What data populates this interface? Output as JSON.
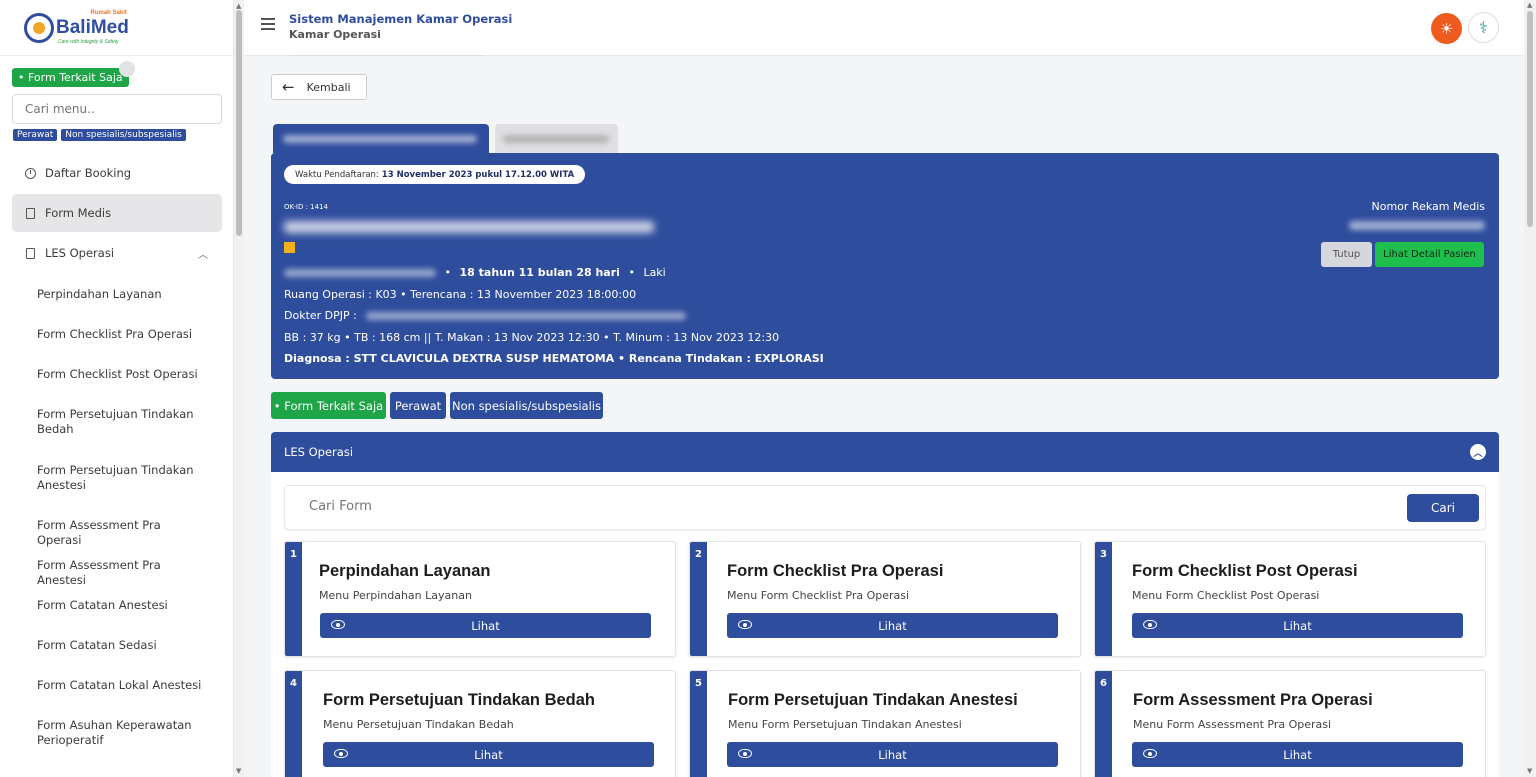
{
  "brand": {
    "name": "BaliMed",
    "top_tag": "Rumah Sakit",
    "tagline": "Care with Integrity & Safety"
  },
  "sidebar": {
    "filter_chip": "• Form Terkait Saja",
    "search_placeholder": "Cari menu..",
    "tags": [
      "Perawat",
      "Non spesialis/subspesialis"
    ],
    "items": [
      {
        "label": "Daftar Booking",
        "icon": "clock-icon"
      },
      {
        "label": "Form Medis",
        "icon": "document-icon"
      },
      {
        "label": "LES Operasi",
        "icon": "document-icon"
      }
    ],
    "sub_items": [
      "Perpindahan Layanan",
      "Form Checklist Pra Operasi",
      "Form Checklist Post Operasi",
      "Form Persetujuan Tindakan Bedah",
      "Form Persetujuan Tindakan Anestesi",
      "Form Assessment Pra Operasi",
      "Form Assessment Pra Anestesi",
      "Form Catatan Anestesi",
      "Form Catatan Sedasi",
      "Form Catatan Lokal Anestesi",
      "Form Asuhan Keperawatan Perioperatif"
    ]
  },
  "header": {
    "title": "Sistem Manajemen Kamar Operasi",
    "subtitle": "Kamar Operasi"
  },
  "back_label": "Kembali",
  "patient": {
    "reg_label": "Waktu Pendaftaran:",
    "reg_value": "13 November 2023 pukul 17.12.00 WITA",
    "ok_id": "OK-ID : 1414",
    "age_sex_sep": "•",
    "age": "18 tahun 11 bulan 28 hari",
    "sex": "Laki",
    "ruang": "Ruang Operasi : K03 • Terencana : 13 November 2023 18:00:00",
    "dokter_label": "Dokter DPJP :",
    "vitals": "BB : 37 kg • TB : 168 cm || T. Makan : 13 Nov 2023 12:30 • T. Minum : 13 Nov 2023 12:30",
    "diagnosa": "Diagnosa : STT CLAVICULA DEXTRA SUSP HEMATOMA  •  Rencana Tindakan : EXPLORASI",
    "nrm_label": "Nomor Rekam Medis",
    "btn_close": "Tutup",
    "btn_detail": "Lihat Detail Pasien"
  },
  "filters": {
    "related": "• Form Terkait Saja",
    "role": "Perawat",
    "level": "Non spesialis/subspesialis"
  },
  "section": {
    "title": "LES Operasi",
    "search_placeholder": "Cari Form",
    "search_button": "Cari"
  },
  "forms": [
    {
      "num": "1",
      "title": "Perpindahan Layanan",
      "desc": "Menu Perpindahan Layanan",
      "button": "Lihat"
    },
    {
      "num": "2",
      "title": "Form Checklist Pra Operasi",
      "desc": "Menu Form Checklist Pra Operasi",
      "button": "Lihat"
    },
    {
      "num": "3",
      "title": "Form Checklist Post Operasi",
      "desc": "Menu Form Checklist Post Operasi",
      "button": "Lihat"
    },
    {
      "num": "4",
      "title": "Form Persetujuan Tindakan Bedah",
      "desc": "Menu Persetujuan Tindakan Bedah",
      "button": "Lihat"
    },
    {
      "num": "5",
      "title": "Form Persetujuan Tindakan Anestesi",
      "desc": "Menu Form Persetujuan Tindakan Anestesi",
      "button": "Lihat"
    },
    {
      "num": "6",
      "title": "Form Assessment Pra Operasi",
      "desc": "Menu Form Assessment Pra Operasi",
      "button": "Lihat"
    }
  ],
  "colors": {
    "primary": "#2f4d9d",
    "success": "#1ea547",
    "accent": "#ef5a1e"
  }
}
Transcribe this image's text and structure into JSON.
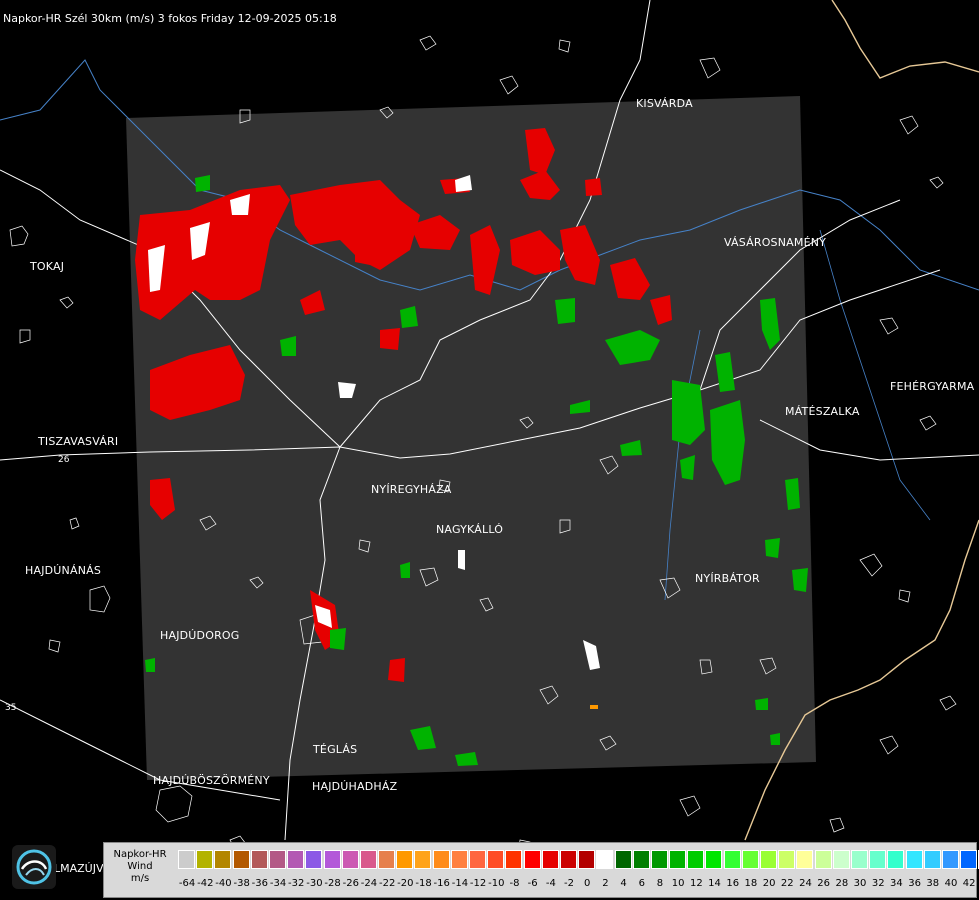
{
  "title": "Napkor-HR Szél 30km (m/s) 3 fokos Friday 12-09-2025 05:18",
  "cities": [
    {
      "name": "KISVÁRDA"
    },
    {
      "name": "VÁSÁROSNAMÉNY"
    },
    {
      "name": "TOKAJ"
    },
    {
      "name": "FEHÉRGYARMA"
    },
    {
      "name": "MÁTÉSZALKA"
    },
    {
      "name": "TISZAVASVÁRI"
    },
    {
      "name": "NYÍREGYHÁZA"
    },
    {
      "name": "NAGYKÁLLÓ"
    },
    {
      "name": "HAJDÚNÁNÁS"
    },
    {
      "name": "NYÍRBÁTOR"
    },
    {
      "name": "HAJDÚDOROG"
    },
    {
      "name": "TÉGLÁS"
    },
    {
      "name": "HAJDÚBÖSZÖRMÉNY"
    },
    {
      "name": "HAJDÚHADHÁZ"
    }
  ],
  "partial_label": "LMAZÚJVÁR",
  "road_numbers": [
    "26",
    "35"
  ],
  "legend": {
    "line1": "Napkor-HR",
    "line2": "Wind",
    "line3": "m/s",
    "colors": [
      "#cccccc",
      "#b3b300",
      "#b38600",
      "#b35900",
      "#b35959",
      "#b35986",
      "#b359b3",
      "#8c59e6",
      "#b359d9",
      "#cc59b3",
      "#d9598c",
      "#e6804d",
      "#ff9900",
      "#ffa31a",
      "#ff8c1a",
      "#ff8040",
      "#ff6640",
      "#ff4d26",
      "#ff3300",
      "#ff0000",
      "#e60000",
      "#cc0000",
      "#b30000",
      "#ffffff",
      "#006600",
      "#008000",
      "#009900",
      "#00b300",
      "#00cc00",
      "#00e600",
      "#33ff33",
      "#66ff33",
      "#99ff33",
      "#ccff66",
      "#ffff99",
      "#ccff99",
      "#ccffcc",
      "#99ffcc",
      "#66ffcc",
      "#33ffcc",
      "#33e6ff",
      "#33ccff",
      "#3399ff",
      "#0066ff",
      "#0033ff",
      "#0000ff"
    ],
    "ticks": [
      "-64",
      "-42",
      "-40",
      "-38",
      "-36",
      "-34",
      "-32",
      "-30",
      "-28",
      "-26",
      "-24",
      "-22",
      "-20",
      "-18",
      "-16",
      "-14",
      "-12",
      "-10",
      "-8",
      "-6",
      "-4",
      "-2",
      "0",
      "2",
      "4",
      "6",
      "8",
      "10",
      "12",
      "14",
      "16",
      "18",
      "20",
      "22",
      "24",
      "26",
      "28",
      "30",
      "32",
      "34",
      "36",
      "38",
      "40",
      "42"
    ]
  },
  "colors": {
    "radar_bg": "#333333",
    "inbound": "#ff0000",
    "outbound": "#00cc00",
    "border": "#e6c896",
    "rivers": "#4682c8"
  }
}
────
## Description of the task
Collect the complete line wherever the string "subspesialis" appears in the records.

## Written reply
      "Non spesialis/subspesialis"
    "level": "Non spesialis/subspesialis"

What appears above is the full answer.